Task instructions:
(A) Answer these questions about the text on karma:
(i) What does the text say will happen once mindfulness is perfected?
(ii) How many cups of coffee a day does the habit in the example start at?
(iii) What does the text say karma is not?
(B) In the karma text, take the stretch from "Following this trend, I" through "punish you with the natural effect for its natural cause." and give it again, switching "willpower" to "discipline".
(C) Resume the text on karma, picking up right after its last sentence.

━━━━━ Extract provided ━━━━━

Eventually, when mindfulness is perfected, no more karma will exist, cause and effect will have stopped, and a person will become “Enlightened”.

Creating Good Karma

Again, you can’t create “good” karma in the sense that giving good things is going to get you good things in return. But you can direct your karmic impulses toward things that are more beneficial to you in life. This is the same way that you create a “good” habit pattern, or at least, “break” a “bad” habit pattern.

For instance, if I want to break the habit pattern of drinking 16 cups of coffee a day, I can create “good” karma by cutting it down to 15.  That means, at least once a day, I will have combated the karmic impulse to drink coffee by displaying mindfulness.

Following this trend, I can further use this willpower to cut it down to 14 a day, then 13, then 12, then eventually 0.

In this way, the cause of the addiction has come up, and the typical effect has been effectively nullified (from the cause of my willpower).

It’s not supernatural. It’s very ordinary.

Karma will reward you with the natural effect for its natural cause. It will also punish you with the natural effect for its natural cause.

━━━━━ Records supplied ━━━━━

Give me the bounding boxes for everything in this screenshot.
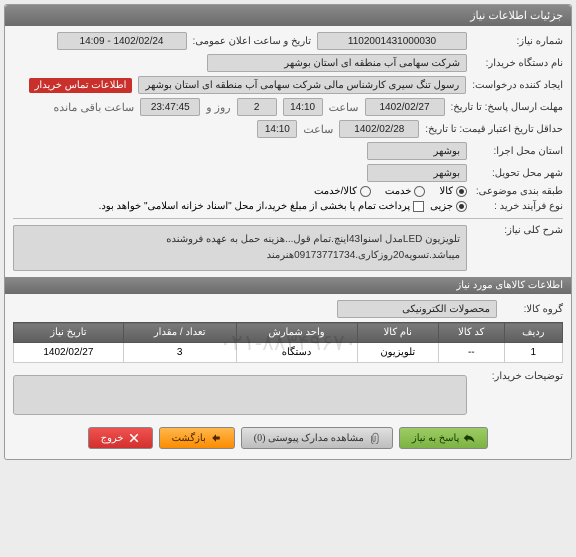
summary-value: تلویزیون LEDمدل اسنوا43اینچ.تمام قول...ه…: [13, 225, 467, 271]
radio-service[interactable]: خدمت: [385, 186, 426, 197]
validity-date: 1402/02/28: [339, 120, 419, 138]
remaining-suffix: ساعت باقی مانده: [54, 101, 135, 114]
process-note: پرداخت تمام یا بخشی از مبلغ خرید،از محل …: [99, 201, 411, 212]
buyer-value: شرکت سهامی آب منطقه ای استان بوشهر: [207, 54, 467, 72]
remaining-mid: روز و: [206, 101, 230, 114]
exit-button[interactable]: خروج: [88, 427, 153, 449]
row-exec-province: استان محل اجرا: بوشهر: [13, 142, 563, 160]
radio-both-input[interactable]: [360, 186, 371, 197]
group-label: گروه کالا:: [503, 304, 563, 315]
summary-label: شرح کلی نیاز:: [473, 225, 563, 236]
process-part-input[interactable]: [456, 201, 467, 212]
process-part-label: جزیی: [430, 201, 453, 212]
th-unit: واحد شمارش: [236, 323, 357, 343]
items-table: ردیف کد کالا نام کالا واحد شمارش تعداد /…: [13, 322, 563, 363]
attachments-label: مشاهده مدارک پیوستی (0): [254, 433, 364, 444]
panel-body: شماره نیاز: 1102001431000030 تاریخ و ساع…: [5, 26, 571, 459]
td-date: 1402/02/27: [14, 343, 124, 363]
time-label-1: ساعت: [329, 101, 359, 114]
radio-goods-input[interactable]: [456, 186, 467, 197]
row-category: طبقه بندی موضوعی: کالا خدمت کالا/خدمت: [13, 186, 563, 197]
th-row: ردیف: [504, 323, 562, 343]
row-group: گروه کالا: محصولات الکترونیکی: [13, 300, 563, 318]
table-row[interactable]: 1 -- تلویزیون دستگاه 3 1402/02/27: [14, 343, 563, 363]
creator-value: رسول تنگ سیری کارشناس مالی شرکت سهامی آب…: [138, 76, 466, 94]
radio-service-input[interactable]: [414, 186, 425, 197]
back-label: بازگشت: [172, 433, 206, 444]
remaining-days: 2: [237, 98, 277, 116]
row-deliv-city: شهر محل تحویل: بوشهر: [13, 164, 563, 182]
th-code: کد کالا: [439, 323, 505, 343]
exit-label: خروج: [101, 433, 124, 444]
th-qty: تعداد / مقدار: [123, 323, 236, 343]
row-deadline: مهلت ارسال پاسخ: تا تاریخ: 1402/02/27 سا…: [13, 98, 563, 116]
contact-link[interactable]: اطلاعات تماس خریدار: [29, 78, 133, 93]
items-header: اطلاعات کالاهای مورد نیاز: [5, 277, 571, 294]
details-panel: جزئیات اطلاعات نیاز شماره نیاز: 11020014…: [4, 4, 572, 460]
td-name: تلویزیون: [357, 343, 439, 363]
td-row: 1: [504, 343, 562, 363]
radio-both-label: کالا/خدمت: [314, 186, 357, 197]
group-value: محصولات الکترونیکی: [337, 300, 497, 318]
td-qty: 3: [123, 343, 236, 363]
announce-label: تاریخ و ساعت اعلان عمومی:: [193, 36, 312, 47]
table-wrap: ردیف کد کالا نام کالا واحد شمارش تعداد /…: [13, 322, 563, 363]
exec-province-value: بوشهر: [367, 142, 467, 160]
exit-icon: [128, 432, 140, 444]
category-radio-group: کالا خدمت کالا/خدمت: [314, 186, 467, 197]
time-label-2: ساعت: [303, 123, 333, 136]
radio-goods[interactable]: کالا: [439, 186, 467, 197]
row-validity: حداقل تاریخ اعتبار قیمت: تا تاریخ: 1402/…: [13, 120, 563, 138]
buyer-label: نام دستگاه خریدار:: [473, 58, 563, 69]
deadline-time: 14:10: [283, 98, 323, 116]
th-date: تاریخ نیاز: [14, 323, 124, 343]
reply-label: پاسخ به نیاز: [412, 433, 460, 444]
panel-title: جزئیات اطلاعات نیاز: [5, 5, 571, 26]
validity-time: 14:10: [257, 120, 297, 138]
back-icon: [210, 432, 222, 444]
radio-goods-label: کالا: [439, 186, 453, 197]
process-check[interactable]: پرداخت تمام یا بخشی از مبلغ خرید،از محل …: [99, 201, 425, 212]
buyer-comment-box: [13, 375, 467, 415]
remaining-time: 23:47:45: [140, 98, 200, 116]
attachment-icon: [368, 432, 380, 444]
need-no-value: 1102001431000030: [317, 32, 467, 50]
buyer-comment-label: توضیحات خریدار:: [473, 371, 563, 382]
deadline-label: مهلت ارسال پاسخ: تا تاریخ:: [451, 102, 563, 113]
row-buyer-comment: توضیحات خریدار:: [13, 371, 563, 415]
process-check-input[interactable]: [413, 201, 424, 212]
radio-service-label: خدمت: [385, 186, 412, 197]
row-buyer: نام دستگاه خریدار: شرکت سهامی آب منطقه ا…: [13, 54, 563, 72]
reply-icon: [463, 432, 475, 444]
row-summary: شرح کلی نیاز: تلویزیون LEDمدل اسنوا43این…: [13, 225, 563, 271]
announce-value: 1402/02/24 - 14:09: [57, 32, 187, 50]
row-need-no: شماره نیاز: 1102001431000030 تاریخ و ساع…: [13, 32, 563, 50]
td-code: --: [439, 343, 505, 363]
validity-label: حداقل تاریخ اعتبار قیمت: تا تاریخ:: [425, 124, 563, 135]
reply-button[interactable]: پاسخ به نیاز: [399, 427, 489, 449]
attachments-button[interactable]: مشاهده مدارک پیوستی (0): [241, 427, 393, 449]
process-part[interactable]: جزیی: [430, 201, 467, 212]
creator-label: ایجاد کننده درخواست:: [472, 80, 563, 91]
row-process: نوع فرآیند خرید : جزیی پرداخت تمام یا بخ…: [13, 201, 563, 212]
td-unit: دستگاه: [236, 343, 357, 363]
deadline-date: 1402/02/27: [365, 98, 445, 116]
exec-province-label: استان محل اجرا:: [473, 146, 563, 157]
category-label: طبقه بندی موضوعی:: [473, 186, 563, 197]
radio-both[interactable]: کالا/خدمت: [314, 186, 371, 197]
button-bar: پاسخ به نیاز مشاهده مدارک پیوستی (0) باز…: [13, 419, 563, 453]
row-creator: ایجاد کننده درخواست: رسول تنگ سیری کارشن…: [13, 76, 563, 94]
need-no-label: شماره نیاز:: [473, 36, 563, 47]
deliv-city-value: بوشهر: [367, 164, 467, 182]
back-button[interactable]: بازگشت: [159, 427, 235, 449]
th-name: نام کالا: [357, 323, 439, 343]
table-header-row: ردیف کد کالا نام کالا واحد شمارش تعداد /…: [14, 323, 563, 343]
deliv-city-label: شهر محل تحویل:: [473, 168, 563, 179]
process-label: نوع فرآیند خرید :: [473, 201, 563, 212]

━━━━━

Task-by-task results:
(A)
(i) No more karma will exist, cause and effect will have stopped, and a person will become "Enlightened."
(ii) 16 cups a day.
(iii) It is not supernatural.

(B)
Following this trend, I can further use this discipline to cut it down to 14 a day, then 13, then 12, then eventually 0.

In this way, the cause of the addiction has come up, and the typical effect has been effectively nullified (from the cause of my discipline).

It’s not supernatural. It’s very ordinary.

Karma will reward you with the natural effect for its natural cause. It will also punish you with the natural effect for its natural cause.

(C)
It’s basic physics.

Not metaphysics.

Example of Karma (cause and effect)

NOTE: People tend to skim through this part pretty quickly. DON’T DO THAT. Really understand what this process is about. Better yet, understand your desire to skim through this part by looking at the effects that that mental process is causing. In other words, take some time to understand this process. Don’t skim through it.

  • I have a physical sensation of hunger (cause); I have the desire to eat (effect).
  • I have the desire to eat (cause); I intend to start thinking about eating (effect).
  • I think “what do I want to eat?” (cause); I run through possible scenarios of eating food (effect).
  • I think about eating certain foods (cause); I taste the foods I’m imagining (effect).
  • I taste the food I’m imagining (cause); I create a judgment (effect).
  • I weight that judgment against other foods I’m imagining (cause); I decide on eating that food (effect).
  • I decide on eating that food (cause); I create the intention to get that food (effect).
  • I create the intention to get that food (cause); I create the intention to get up (effect).
  • I create the intention to get up (cause); I have the thought to stand (effect).
  • I have the thought to stand (cause); I stand up (effect).
  • I have the thought to walk to the food (cause); I start to walk (effect).
  • I get to the food and I have the intention to eat (cause); I start to eat (effect).
  • The food releases a taste (cause); I decide whether that taste is enjoyable or displeasing (effect).
  • I choose to continue eating (cause); I continue to eat (effect).

And so on…

This is what karma is… A series of causes and effects happening on a mostly subconscious level. That’s it. That’s all karma is.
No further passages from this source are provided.